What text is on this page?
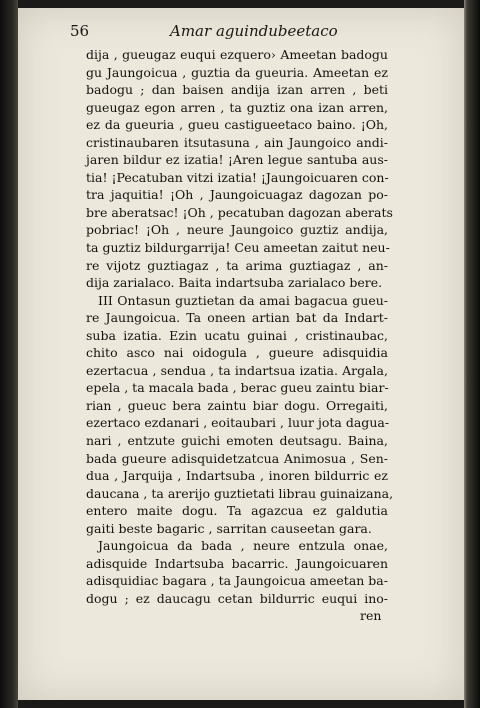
56	Amar aguindubeetaco
dija , gueugaz euqui ezquero› Ameetan badogu
gu Jaungoicua , guztia da gueuria. Ameetan ez
badogu ; dan baisen andija izan arren , beti
gueugaz egon arren , ta guztiz ona izan arren,
ez da gueuria , gueu castigueetaco baino. ¡Oh,
cristinaubaren itsutasuna , ain Jaungoico andi-
jaren bildur ez izatia! ¡Aren legue santuba aus-
tia! ¡Pecatuban vitzi izatia! ¡Jaungoicuaren con-
tra jaquitia! ¡Oh , Jaungoicuagaz dagozan po-
bre aberatsac! ¡Oh , pecatuban dagozan aberats
pobriac! ¡Oh , neure Jaungoico guztiz andija,
ta guztiz bildurgarrija! Ceu ameetan zaitut neu-
re vijotz guztiagaz , ta arima guztiagaz , an-
dija zarialaco. Baita indartsuba zarialaco bere.
III Ontasun guztietan da amai bagacua gueu-
re Jaungoicua. Ta oneen artian bat da Indart-
suba izatia. Ezin ucatu guinai , cristinaubac,
chito asco nai oidogula , gueure adisquidia
ezertacua , sendua , ta indartsua izatia. Argala,
epela , ta macala bada , berac gueu zaintu biar-
rian , gueuc bera zaintu biar dogu. Orregaiti,
ezertaco ezdanari , eoitaubari , luur jota dagua-
nari , entzute guichi emoten deutsagu. Baina,
bada gueure adisquidetzatcua Animosua , Sen-
dua , Jarquija , Indartsuba , inoren bildurric ez
daucana , ta arerijo guztietati librau guinaizana,
entero maite dogu. Ta agazcua ez galdutia
gaiti beste bagaric , sarritan causeetan gara.
Jaungoicua da bada , neure entzula onae,
adisquide Indartsuba bacarric. Jaungoicuaren
adisquidiac bagara , ta Jaungoicua ameetan ba-
dogu ; ez daucagu cetan bildurric euqui ino-
ren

.....

**What the exercise asks:** Give all the entries again exactly, dropping each picture.

**Written solution:**
What text is on this page?
56	Amar aguindubeetaco
dija , gueugaz euqui ezquero› Ameetan badogu
gu Jaungoicua , guztia da gueuria. Ameetan ez
badogu ; dan baisen andija izan arren , beti
gueugaz egon arren , ta guztiz ona izan arren,
ez da gueuria , gueu castigueetaco baino. ¡Oh,
cristinaubaren itsutasuna , ain Jaungoico andi-
jaren bildur ez izatia! ¡Aren legue santuba aus-
tia! ¡Pecatuban vitzi izatia! ¡Jaungoicuaren con-
tra jaquitia! ¡Oh , Jaungoicuagaz dagozan po-
bre aberatsac! ¡Oh , pecatuban dagozan aberats
pobriac! ¡Oh , neure Jaungoico guztiz andija,
ta guztiz bildurgarrija! Ceu ameetan zaitut neu-
re vijotz guztiagaz , ta arima guztiagaz , an-
dija zarialaco. Baita indartsuba zarialaco bere.
III Ontasun guztietan da amai bagacua gueu-
re Jaungoicua. Ta oneen artian bat da Indart-
suba izatia. Ezin ucatu guinai , cristinaubac,
chito asco nai oidogula , gueure adisquidia
ezertacua , sendua , ta indartsua izatia. Argala,
epela , ta macala bada , berac gueu zaintu biar-
rian , gueuc bera zaintu biar dogu. Orregaiti,
ezertaco ezdanari , eoitaubari , luur jota dagua-
nari , entzute guichi emoten deutsagu. Baina,
bada gueure adisquidetzatcua Animosua , Sen-
dua , Jarquija , Indartsuba , inoren bildurric ez
daucana , ta arerijo guztietati librau guinaizana,
entero maite dogu. Ta agazcua ez galdutia
gaiti beste bagaric , sarritan causeetan gara.
Jaungoicua da bada , neure entzula onae,
adisquide Indartsuba bacarric. Jaungoicuaren
adisquidiac bagara , ta Jaungoicua ameetan ba-
dogu ; ez daucagu cetan bildurric euqui ino-
ren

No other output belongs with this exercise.